## Excerto da fonte

Acórdão nº PROC. Nº 5/15.7T9STB.E1 de Tribunal da Relação de Évora, 07-06-2016
Data de Julgamento | 07 Junho 2016 |
Número Acordão | PROC. Nº 5/15.7T9STB.E1 |
Ano | 2016 |
Órgão | Tribunal da Relação de Évora |
Acordam, em conferência, na Secção Criminal do Tribunal da Relação de Évora:
A - Relatório:
Nestes autos de Inquérito que corre termos nos serviços do Ministério Público de Setúbal, por decisão instrutória lavrada a 17 de Novembro de 2015, a Mmª. Juíza do Tribunal Judicial lavrou despacho a rejeitar a acusação deduzida pelo MP relativamente a um crime de abuso de poder, p. e p. pelos artigos 382º e 386º, nº 1, al. a) do Código Penal imputado ao arguido AA.

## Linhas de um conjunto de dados

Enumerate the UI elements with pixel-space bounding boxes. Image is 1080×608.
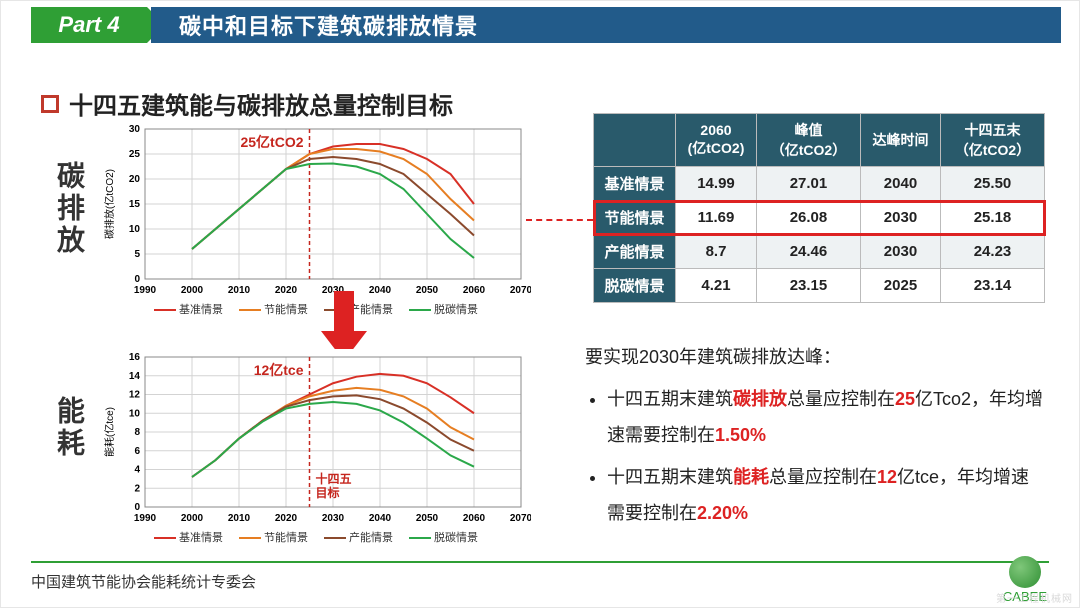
svg-text:2000: 2000 <box>181 285 204 296</box>
summary-notes: 要实现2030年建筑碳排放达峰： 十四五期末建筑碳排放总量应控制在25亿Tco2… <box>585 339 1045 531</box>
table-cell: 2025 <box>860 269 940 303</box>
svg-text:十四五: 十四五 <box>316 471 352 486</box>
svg-text:2060: 2060 <box>463 513 486 524</box>
legend-item: 基准情景 <box>154 532 223 544</box>
svg-text:10: 10 <box>129 408 141 419</box>
slide-header: Part 4 碳中和目标下建筑碳排放情景 <box>1 1 1080 49</box>
table-cell: 24.46 <box>756 235 860 269</box>
svg-text:2: 2 <box>134 483 140 494</box>
svg-text:目标: 目标 <box>316 485 340 500</box>
table-cell: 23.15 <box>756 269 860 303</box>
svg-text:2060: 2060 <box>463 285 486 296</box>
carbon-emission-chart: 0510152025301990200020102020203020402050… <box>101 121 531 301</box>
subheading-text: 十四五建筑能与碳排放总量控制目标 <box>69 86 453 121</box>
square-bullet-icon <box>41 95 59 113</box>
svg-text:30: 30 <box>129 124 141 135</box>
notes-item: 十四五期末建筑碳排放总量应控制在25亿Tco2，年均增速需要控制在1.50% <box>607 381 1045 453</box>
svg-text:0: 0 <box>134 274 140 285</box>
svg-text:16: 16 <box>129 352 141 363</box>
svg-text:2020: 2020 <box>275 513 298 524</box>
svg-text:2020: 2020 <box>275 285 298 296</box>
svg-text:2040: 2040 <box>369 285 392 296</box>
highlight-connector-line <box>526 219 593 221</box>
notes-intro: 要实现2030年建筑碳排放达峰： <box>585 339 1045 375</box>
svg-text:2050: 2050 <box>416 285 439 296</box>
table-cell: 8.7 <box>676 235 757 269</box>
svg-text:25: 25 <box>129 149 141 160</box>
footer-org: 中国建筑节能协会能耗统计专委会 <box>31 571 256 592</box>
legend-item: 脱碳情景 <box>409 532 478 544</box>
vertical-label-bottom: 能耗 <box>49 396 89 460</box>
table-cell: 25.50 <box>941 167 1045 201</box>
svg-text:2040: 2040 <box>369 513 392 524</box>
svg-text:14: 14 <box>129 371 141 382</box>
table-row: 基准情景14.9927.01204025.50 <box>594 167 1045 201</box>
header-title: 碳中和目标下建筑碳排放情景 <box>151 7 1061 43</box>
table-cell: 2030 <box>860 235 940 269</box>
part-badge: Part 4 <box>31 7 147 43</box>
table-cell: 2040 <box>860 167 940 201</box>
table-row-highlight <box>593 200 1046 236</box>
table-row-label: 产能情景 <box>594 235 676 269</box>
svg-text:5: 5 <box>134 249 140 260</box>
svg-text:25亿tCO2: 25亿tCO2 <box>240 134 303 150</box>
legend-item: 节能情景 <box>239 532 308 544</box>
table-row-label: 脱碳情景 <box>594 269 676 303</box>
table-row: 脱碳情景4.2123.15202523.14 <box>594 269 1045 303</box>
table-row: 产能情景8.724.46203024.23 <box>594 235 1045 269</box>
svg-text:能耗(亿tce): 能耗(亿tce) <box>103 407 116 457</box>
table-cell: 23.14 <box>941 269 1045 303</box>
table-cell: 27.01 <box>756 167 860 201</box>
energy-consumption-chart: 0 2 4 6 8 10 12 14 16 1990 2000 2010 2020 2030 2040 205… <box>101 349 531 529</box>
watermark: 第一工程机械网 <box>996 590 1073 605</box>
table-header-cell: 十四五末（亿tCO2） <box>941 114 1045 167</box>
chart2-legend: 基准情景 节能情景 产能情景 脱碳情景 <box>101 529 531 545</box>
svg-text:4: 4 <box>134 465 140 476</box>
legend-item: 脱碳情景 <box>409 304 478 316</box>
notes-item: 十四五期末建筑能耗总量应控制在12亿tce，年均增速需要控制在2.20% <box>607 459 1045 531</box>
svg-text:碳排放(亿tCO2): 碳排放(亿tCO2) <box>103 169 116 239</box>
footer-divider <box>31 561 1049 563</box>
svg-text:2030: 2030 <box>322 513 345 524</box>
svg-text:2050: 2050 <box>416 513 439 524</box>
svg-text:2010: 2010 <box>228 513 251 524</box>
svg-text:6: 6 <box>134 446 140 457</box>
svg-text:15: 15 <box>129 199 141 210</box>
legend-item: 产能情景 <box>324 532 393 544</box>
notes-list: 十四五期末建筑碳排放总量应控制在25亿Tco2，年均增速需要控制在1.50%十四… <box>585 381 1045 531</box>
legend-item: 基准情景 <box>154 304 223 316</box>
table-header-cell: 峰值（亿tCO2） <box>756 114 860 167</box>
table-header-cell <box>594 114 676 167</box>
globe-icon <box>1009 556 1041 588</box>
svg-text:2010: 2010 <box>228 285 251 296</box>
legend-item: 节能情景 <box>239 304 308 316</box>
svg-text:2070: 2070 <box>510 285 531 296</box>
table-cell: 4.21 <box>676 269 757 303</box>
subheading: 十四五建筑能与碳排放总量控制目标 <box>41 86 453 121</box>
svg-text:1990: 1990 <box>134 513 157 524</box>
svg-text:12: 12 <box>129 390 141 401</box>
vertical-label-top: 碳排放 <box>49 161 89 257</box>
svg-text:0: 0 <box>134 502 140 513</box>
svg-text:8: 8 <box>134 427 140 438</box>
svg-text:20: 20 <box>129 174 141 185</box>
chart1-legend: 基准情景节能情景产能情景脱碳情景 <box>101 301 531 317</box>
table-header-cell: 达峰时间 <box>860 114 940 167</box>
table-header-cell: 2060(亿tCO2) <box>676 114 757 167</box>
table-cell: 24.23 <box>941 235 1045 269</box>
svg-text:1990: 1990 <box>134 285 157 296</box>
svg-text:10: 10 <box>129 224 141 235</box>
table-cell: 14.99 <box>676 167 757 201</box>
svg-text:12亿tce: 12亿tce <box>254 362 304 378</box>
table-row-label: 基准情景 <box>594 167 676 201</box>
svg-text:2000: 2000 <box>181 513 204 524</box>
svg-text:2070: 2070 <box>510 513 531 524</box>
table-header-row: 2060(亿tCO2)峰值（亿tCO2）达峰时间十四五末（亿tCO2） <box>594 114 1045 167</box>
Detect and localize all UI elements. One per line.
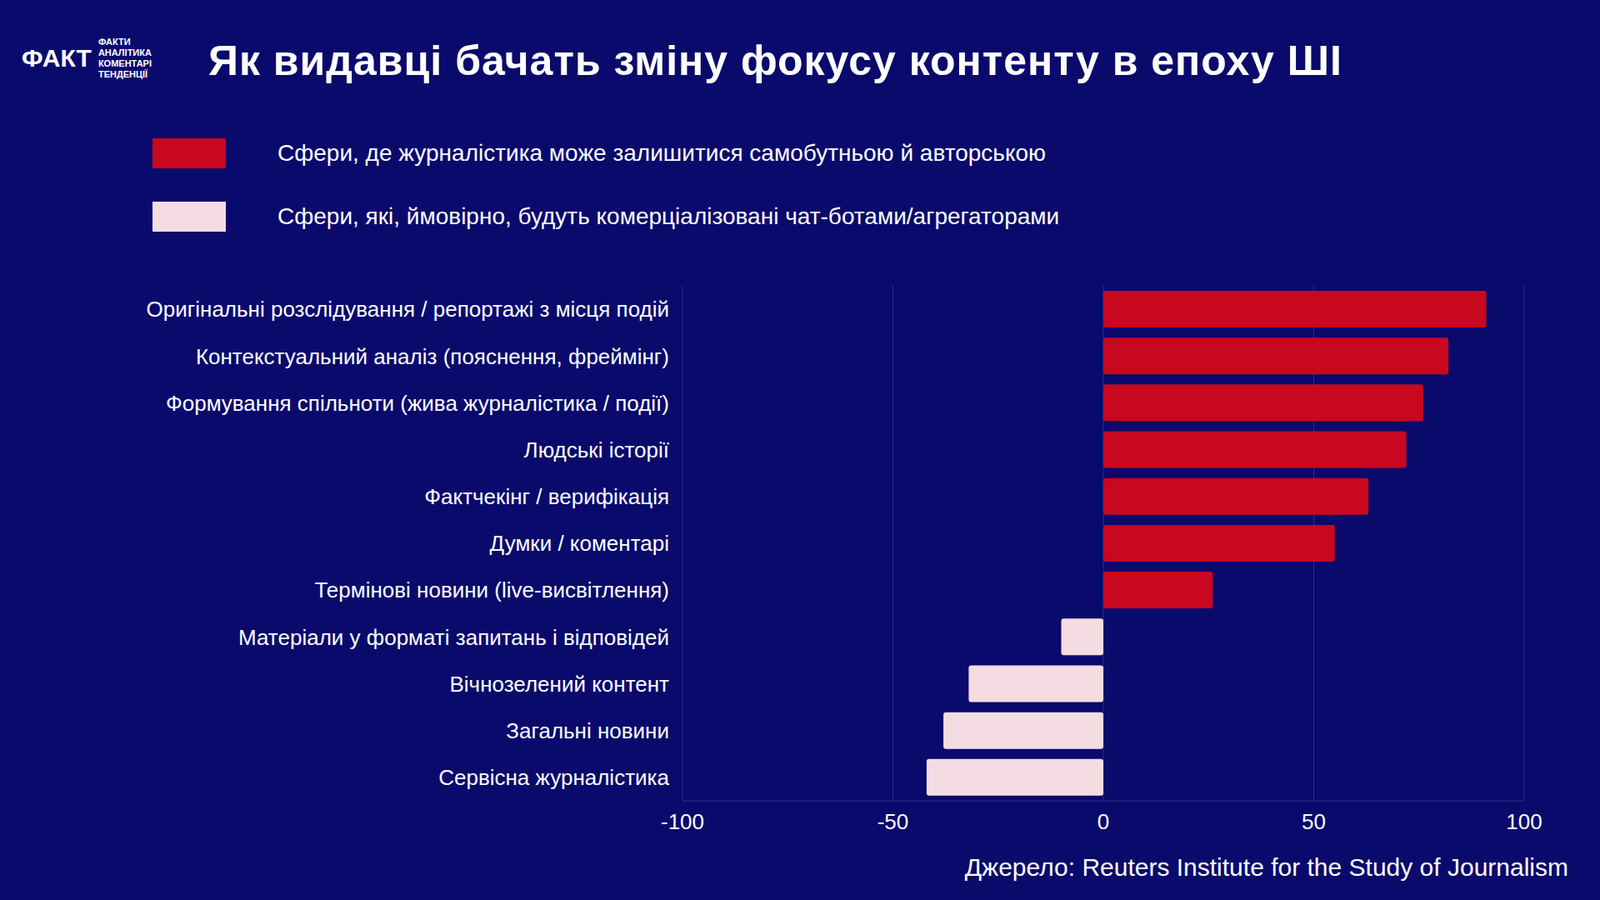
html-text:КОМЕНТАРІ: КОМЕНТАРІ xyxy=(98,58,152,69)
svg-text:Фактчекінг / верифікація: Фактчекінг / верифікація xyxy=(424,484,670,510)
html-text:ФАКТИ: ФАКТИ xyxy=(98,36,131,47)
svg-text:Людські історії: Людські історії xyxy=(524,437,670,463)
svg-text:Термінові новини (live-висвітл: Термінові новини (live-висвітлення) xyxy=(314,577,670,603)
html-text:Сфери, які, ймовірно, будуть к: Сфери, які, ймовірно, будуть комерціаліз… xyxy=(277,203,1060,230)
svg-text:Загальні новини: Загальні новини xyxy=(505,718,670,744)
svg-text:Сервісна журналістика: Сервісна журналістика xyxy=(438,765,670,790)
html-text:ФАКТ: ФАКТ xyxy=(21,44,92,72)
svg-text:Контекстуальний аналіз (поясне: Контекстуальний аналіз (пояснення, фрейм… xyxy=(195,344,670,370)
svg-text:50: 50 xyxy=(1301,809,1326,835)
svg-text:Матеріали у форматі запитань і: Матеріали у форматі запитань і відповіде… xyxy=(238,625,670,650)
svg-text:100: 100 xyxy=(1505,809,1542,835)
svg-text:-50: -50 xyxy=(877,809,910,835)
svg-text:0: 0 xyxy=(1097,809,1110,835)
html-text:Як видавці бачать зміну фокусу: Як видавці бачать зміну фокусу контенту … xyxy=(208,37,1343,85)
svg-text:Формування спільноти (жива жур: Формування спільноти (жива журналістика … xyxy=(165,390,670,416)
html-text:Джерело: Reuters Institute for: Джерело: Reuters Institute for the Study… xyxy=(964,853,1569,881)
html-text:ТЕНДЕНЦІЇ: ТЕНДЕНЦІЇ xyxy=(98,69,148,80)
svg-text:Вічнозелений контент: Вічнозелений контент xyxy=(449,671,670,697)
svg-text:Думки / коментарі: Думки / коментарі xyxy=(490,530,670,556)
svg-text:Оригінальні розслідування / ре: Оригінальні розслідування / репортажі з … xyxy=(146,296,670,322)
svg-text:-100: -100 xyxy=(660,809,705,835)
html-text:Сфери, де журналістика може за: Сфери, де журналістика може залишитися с… xyxy=(277,140,1046,166)
html-text:АНАЛІТИКА: АНАЛІТИКА xyxy=(98,47,152,58)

## Requisitos da tarefa
• A. Transcreva do acórdão, sem qualquer alteração, o trecho que começa em "Acórdão nº PROC." e termina em "ao arguido AA.".
• B. Segundo o acórdão, em que data foi lavrada a decisão instrutória?
Baseie-se exclusivamente no acórdão para responder.

## Respostas corretas
• A.
Acórdão nº PROC. Nº 5/15.7T9STB.E1 de Tribunal da Relação de Évora, 07-06-2016
Data de Julgamento | 07 Junho 2016 |
Número Acordão | PROC. Nº 5/15.7T9STB.E1 |
Ano | 2016 |
Órgão | Tribunal da Relação de Évora |
Acordam, em conferência, na Secção Criminal do Tribunal da Relação de Évora:
A - Relatório:
Nestes autos de Inquérito que corre termos nos serviços do Ministério Público de Setúbal, por decisão instrutória lavrada a 17 de Novembro de 2015, a Mmª. Juíza do Tribunal Judicial lavrou despacho a rejeitar a acusação deduzida pelo MP relativamente a um crime de abuso de poder, p. e p. pelos artigos 382º e 386º, nº 1, al. a) do Código Penal imputado ao arguido AA.

• B. A 17 de Novembro de 2015.